EXERCISE DESCRIPTION
Word for word, restate every line of the listing that follows.

TASK INPUT
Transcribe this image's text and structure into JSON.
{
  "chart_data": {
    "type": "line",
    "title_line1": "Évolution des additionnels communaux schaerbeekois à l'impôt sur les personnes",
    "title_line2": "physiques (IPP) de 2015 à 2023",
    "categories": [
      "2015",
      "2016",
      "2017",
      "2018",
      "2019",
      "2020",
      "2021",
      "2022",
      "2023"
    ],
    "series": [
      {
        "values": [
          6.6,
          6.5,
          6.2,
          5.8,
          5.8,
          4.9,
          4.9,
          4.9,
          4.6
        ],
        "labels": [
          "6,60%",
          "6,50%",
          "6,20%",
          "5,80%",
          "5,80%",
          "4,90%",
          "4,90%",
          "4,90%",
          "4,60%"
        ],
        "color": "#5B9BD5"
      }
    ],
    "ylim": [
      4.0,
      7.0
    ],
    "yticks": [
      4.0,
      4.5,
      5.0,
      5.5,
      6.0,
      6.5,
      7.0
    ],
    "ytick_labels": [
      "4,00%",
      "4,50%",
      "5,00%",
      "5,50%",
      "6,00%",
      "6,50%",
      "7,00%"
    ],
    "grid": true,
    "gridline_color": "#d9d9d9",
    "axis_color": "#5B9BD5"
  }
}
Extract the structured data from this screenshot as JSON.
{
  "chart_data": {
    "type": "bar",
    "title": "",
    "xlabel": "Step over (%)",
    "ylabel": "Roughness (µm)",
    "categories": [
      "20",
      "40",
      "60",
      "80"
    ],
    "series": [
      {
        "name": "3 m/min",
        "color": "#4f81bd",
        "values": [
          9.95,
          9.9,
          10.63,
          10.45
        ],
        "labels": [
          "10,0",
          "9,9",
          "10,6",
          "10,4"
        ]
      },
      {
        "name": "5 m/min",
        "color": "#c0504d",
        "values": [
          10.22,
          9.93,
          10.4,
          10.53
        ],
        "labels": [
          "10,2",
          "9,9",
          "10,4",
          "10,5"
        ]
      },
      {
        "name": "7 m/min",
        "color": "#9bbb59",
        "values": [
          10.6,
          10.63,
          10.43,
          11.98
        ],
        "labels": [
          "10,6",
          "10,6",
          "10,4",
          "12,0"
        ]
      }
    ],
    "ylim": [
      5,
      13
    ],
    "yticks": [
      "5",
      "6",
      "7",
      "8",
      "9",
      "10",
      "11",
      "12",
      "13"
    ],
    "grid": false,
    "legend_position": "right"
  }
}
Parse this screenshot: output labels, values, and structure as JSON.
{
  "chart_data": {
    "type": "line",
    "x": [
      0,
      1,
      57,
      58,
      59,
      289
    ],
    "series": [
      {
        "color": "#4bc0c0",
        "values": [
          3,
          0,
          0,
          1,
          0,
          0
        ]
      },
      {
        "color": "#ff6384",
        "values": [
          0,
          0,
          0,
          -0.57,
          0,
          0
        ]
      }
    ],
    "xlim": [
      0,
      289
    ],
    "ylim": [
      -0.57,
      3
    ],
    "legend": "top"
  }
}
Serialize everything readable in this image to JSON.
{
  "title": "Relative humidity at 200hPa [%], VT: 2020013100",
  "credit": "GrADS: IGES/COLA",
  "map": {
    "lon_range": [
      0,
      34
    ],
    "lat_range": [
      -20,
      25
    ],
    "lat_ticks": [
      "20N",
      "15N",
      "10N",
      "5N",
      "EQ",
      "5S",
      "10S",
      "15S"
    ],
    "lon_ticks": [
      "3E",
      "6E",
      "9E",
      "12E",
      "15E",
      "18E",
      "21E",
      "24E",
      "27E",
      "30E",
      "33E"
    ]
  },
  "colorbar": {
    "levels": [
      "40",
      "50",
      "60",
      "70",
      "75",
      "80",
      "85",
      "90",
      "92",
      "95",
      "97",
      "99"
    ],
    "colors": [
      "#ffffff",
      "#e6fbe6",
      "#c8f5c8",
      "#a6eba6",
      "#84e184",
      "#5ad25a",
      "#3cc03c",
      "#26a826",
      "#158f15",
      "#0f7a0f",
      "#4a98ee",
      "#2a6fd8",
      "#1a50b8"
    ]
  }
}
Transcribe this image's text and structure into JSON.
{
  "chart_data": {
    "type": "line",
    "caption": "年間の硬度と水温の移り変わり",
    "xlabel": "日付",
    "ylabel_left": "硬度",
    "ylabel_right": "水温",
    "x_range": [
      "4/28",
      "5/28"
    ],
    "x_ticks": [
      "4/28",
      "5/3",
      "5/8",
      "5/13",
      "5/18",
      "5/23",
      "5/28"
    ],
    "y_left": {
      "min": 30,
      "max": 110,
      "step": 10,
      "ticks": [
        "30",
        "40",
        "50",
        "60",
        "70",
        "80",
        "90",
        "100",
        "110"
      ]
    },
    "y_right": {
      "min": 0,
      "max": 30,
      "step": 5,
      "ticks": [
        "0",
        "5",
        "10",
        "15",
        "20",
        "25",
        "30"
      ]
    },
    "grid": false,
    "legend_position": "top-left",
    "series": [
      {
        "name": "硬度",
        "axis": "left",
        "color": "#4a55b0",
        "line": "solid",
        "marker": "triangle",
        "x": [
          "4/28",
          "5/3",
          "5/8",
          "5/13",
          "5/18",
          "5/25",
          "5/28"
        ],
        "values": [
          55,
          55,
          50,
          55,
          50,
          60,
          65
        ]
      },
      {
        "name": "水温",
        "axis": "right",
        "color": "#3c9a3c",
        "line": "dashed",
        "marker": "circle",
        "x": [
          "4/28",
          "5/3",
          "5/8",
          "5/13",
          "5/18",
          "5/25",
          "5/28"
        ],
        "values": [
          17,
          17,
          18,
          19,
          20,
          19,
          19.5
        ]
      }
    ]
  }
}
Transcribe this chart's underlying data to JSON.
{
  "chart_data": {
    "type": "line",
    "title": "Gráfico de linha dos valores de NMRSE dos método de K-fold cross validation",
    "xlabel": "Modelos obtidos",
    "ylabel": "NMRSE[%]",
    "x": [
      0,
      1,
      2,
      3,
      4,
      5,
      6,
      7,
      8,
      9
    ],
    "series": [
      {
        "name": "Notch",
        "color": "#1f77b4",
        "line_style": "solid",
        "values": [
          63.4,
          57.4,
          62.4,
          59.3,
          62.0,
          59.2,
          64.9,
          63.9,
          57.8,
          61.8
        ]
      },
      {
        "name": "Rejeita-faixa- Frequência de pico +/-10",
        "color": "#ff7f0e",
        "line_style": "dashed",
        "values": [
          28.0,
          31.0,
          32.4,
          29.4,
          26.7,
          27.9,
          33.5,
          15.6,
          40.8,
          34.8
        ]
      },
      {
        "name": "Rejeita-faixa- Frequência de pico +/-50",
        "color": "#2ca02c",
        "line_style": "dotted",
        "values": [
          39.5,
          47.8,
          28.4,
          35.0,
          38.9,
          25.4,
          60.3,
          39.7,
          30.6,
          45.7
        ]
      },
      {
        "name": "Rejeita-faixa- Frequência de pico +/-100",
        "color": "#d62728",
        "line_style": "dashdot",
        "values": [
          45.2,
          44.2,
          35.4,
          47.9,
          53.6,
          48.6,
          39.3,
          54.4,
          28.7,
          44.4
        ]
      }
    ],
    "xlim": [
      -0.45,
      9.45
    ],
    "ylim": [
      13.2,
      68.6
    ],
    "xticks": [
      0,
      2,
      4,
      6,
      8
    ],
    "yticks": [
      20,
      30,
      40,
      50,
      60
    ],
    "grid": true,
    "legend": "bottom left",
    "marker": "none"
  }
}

RESPONSE FOR THIS EXERCISE
Transcribe this image's text and structure into JSON.
{
  "chart_data": {
    "type": "line",
    "title_line1": "Évolution des additionnels communaux schaerbeekois à l'impôt sur les personnes",
    "title_line2": "physiques (IPP) de 2015 à 2023",
    "categories": [
      "2015",
      "2016",
      "2017",
      "2018",
      "2019",
      "2020",
      "2021",
      "2022",
      "2023"
    ],
    "series": [
      {
        "values": [
          6.6,
          6.5,
          6.2,
          5.8,
          5.8,
          4.9,
          4.9,
          4.9,
          4.6
        ],
        "labels": [
          "6,60%",
          "6,50%",
          "6,20%",
          "5,80%",
          "5,80%",
          "4,90%",
          "4,90%",
          "4,90%",
          "4,60%"
        ],
        "color": "#5B9BD5"
      }
    ],
    "ylim": [
      4.0,
      7.0
    ],
    "yticks": [
      4.0,
      4.5,
      5.0,
      5.5,
      6.0,
      6.5,
      7.0
    ],
    "ytick_labels": [
      "4,00%",
      "4,50%",
      "5,00%",
      "5,50%",
      "6,00%",
      "6,50%",
      "7,00%"
    ],
    "grid": true,
    "gridline_color": "#d9d9d9",
    "axis_color": "#5B9BD5"
  }
}
Extract the structured data from this screenshot as JSON.
{
  "chart_data": {
    "type": "bar",
    "title": "",
    "xlabel": "Step over (%)",
    "ylabel": "Roughness (µm)",
    "categories": [
      "20",
      "40",
      "60",
      "80"
    ],
    "series": [
      {
        "name": "3 m/min",
        "color": "#4f81bd",
        "values": [
          9.95,
          9.9,
          10.63,
          10.45
        ],
        "labels": [
          "10,0",
          "9,9",
          "10,6",
          "10,4"
        ]
      },
      {
        "name": "5 m/min",
        "color": "#c0504d",
        "values": [
          10.22,
          9.93,
          10.4,
          10.53
        ],
        "labels": [
          "10,2",
          "9,9",
          "10,4",
          "10,5"
        ]
      },
      {
        "name": "7 m/min",
        "color": "#9bbb59",
        "values": [
          10.6,
          10.63,
          10.43,
          11.98
        ],
        "labels": [
          "10,6",
          "10,6",
          "10,4",
          "12,0"
        ]
      }
    ],
    "ylim": [
      5,
      13
    ],
    "yticks": [
      "5",
      "6",
      "7",
      "8",
      "9",
      "10",
      "11",
      "12",
      "13"
    ],
    "grid": false,
    "legend_position": "right"
  }
}
Parse this screenshot: output labels, values, and structure as JSON.
{
  "chart_data": {
    "type": "line",
    "x": [
      0,
      1,
      57,
      58,
      59,
      289
    ],
    "series": [
      {
        "color": "#4bc0c0",
        "values": [
          3,
          0,
          0,
          1,
          0,
          0
        ]
      },
      {
        "color": "#ff6384",
        "values": [
          0,
          0,
          0,
          -0.57,
          0,
          0
        ]
      }
    ],
    "xlim": [
      0,
      289
    ],
    "ylim": [
      -0.57,
      3
    ],
    "legend": "top"
  }
}
Serialize everything readable in this image to JSON.
{
  "title": "Relative humidity at 200hPa [%], VT: 2020013100",
  "credit": "GrADS: IGES/COLA",
  "map": {
    "lon_range": [
      0,
      34
    ],
    "lat_range": [
      -20,
      25
    ],
    "lat_ticks": [
      "20N",
      "15N",
      "10N",
      "5N",
      "EQ",
      "5S",
      "10S",
      "15S"
    ],
    "lon_ticks": [
      "3E",
      "6E",
      "9E",
      "12E",
      "15E",
      "18E",
      "21E",
      "24E",
      "27E",
      "30E",
      "33E"
    ]
  },
  "colorbar": {
    "levels": [
      "40",
      "50",
      "60",
      "70",
      "75",
      "80",
      "85",
      "90",
      "92",
      "95",
      "97",
      "99"
    ],
    "colors": [
      "#ffffff",
      "#e6fbe6",
      "#c8f5c8",
      "#a6eba6",
      "#84e184",
      "#5ad25a",
      "#3cc03c",
      "#26a826",
      "#158f15",
      "#0f7a0f",
      "#4a98ee",
      "#2a6fd8",
      "#1a50b8"
    ]
  }
}
Transcribe this image's text and structure into JSON.
{
  "chart_data": {
    "type": "line",
    "caption": "年間の硬度と水温の移り変わり",
    "xlabel": "日付",
    "ylabel_left": "硬度",
    "ylabel_right": "水温",
    "x_range": [
      "4/28",
      "5/28"
    ],
    "x_ticks": [
      "4/28",
      "5/3",
      "5/8",
      "5/13",
      "5/18",
      "5/23",
      "5/28"
    ],
    "y_left": {
      "min": 30,
      "max": 110,
      "step": 10,
      "ticks": [
        "30",
        "40",
        "50",
        "60",
        "70",
        "80",
        "90",
        "100",
        "110"
      ]
    },
    "y_right": {
      "min": 0,
      "max": 30,
      "step": 5,
      "ticks": [
        "0",
        "5",
        "10",
        "15",
        "20",
        "25",
        "30"
      ]
    },
    "grid": false,
    "legend_position": "top-left",
    "series": [
      {
        "name": "硬度",
        "axis": "left",
        "color": "#4a55b0",
        "line": "solid",
        "marker": "triangle",
        "x": [
          "4/28",
          "5/3",
          "5/8",
          "5/13",
          "5/18",
          "5/25",
          "5/28"
        ],
        "values": [
          55,
          55,
          50,
          55,
          50,
          60,
          65
        ]
      },
      {
        "name": "水温",
        "axis": "right",
        "color": "#3c9a3c",
        "line": "dashed",
        "marker": "circle",
        "x": [
          "4/28",
          "5/3",
          "5/8",
          "5/13",
          "5/18",
          "5/25",
          "5/28"
        ],
        "values": [
          17,
          17,
          18,
          19,
          20,
          19,
          19.5
        ]
      }
    ]
  }
}
Transcribe this chart's underlying data to JSON.
{
  "chart_data": {
    "type": "line",
    "title": "Gráfico de linha dos valores de NMRSE dos método de K-fold cross validation",
    "xlabel": "Modelos obtidos",
    "ylabel": "NMRSE[%]",
    "x": [
      0,
      1,
      2,
      3,
      4,
      5,
      6,
      7,
      8,
      9
    ],
    "series": [
      {
        "name": "Notch",
        "color": "#1f77b4",
        "line_style": "solid",
        "values": [
          63.4,
          57.4,
          62.4,
          59.3,
          62.0,
          59.2,
          64.9,
          63.9,
          57.8,
          61.8
        ]
      },
      {
        "name": "Rejeita-faixa- Frequência de pico +/-10",
        "color": "#ff7f0e",
        "line_style": "dashed",
        "values": [
          28.0,
          31.0,
          32.4,
          29.4,
          26.7,
          27.9,
          33.5,
          15.6,
          40.8,
          34.8
        ]
      },
      {
        "name": "Rejeita-faixa- Frequência de pico +/-50",
        "color": "#2ca02c",
        "line_style": "dotted",
        "values": [
          39.5,
          47.8,
          28.4,
          35.0,
          38.9,
          25.4,
          60.3,
          39.7,
          30.6,
          45.7
        ]
      },
      {
        "name": "Rejeita-faixa- Frequência de pico +/-100",
        "color": "#d62728",
        "line_style": "dashdot",
        "values": [
          45.2,
          44.2,
          35.4,
          47.9,
          53.6,
          48.6,
          39.3,
          54.4,
          28.7,
          44.4
        ]
      }
    ],
    "xlim": [
      -0.45,
      9.45
    ],
    "ylim": [
      13.2,
      68.6
    ],
    "xticks": [
      0,
      2,
      4,
      6,
      8
    ],
    "yticks": [
      20,
      30,
      40,
      50,
      60
    ],
    "grid": true,
    "legend": "bottom left",
    "marker": "none"
  }
}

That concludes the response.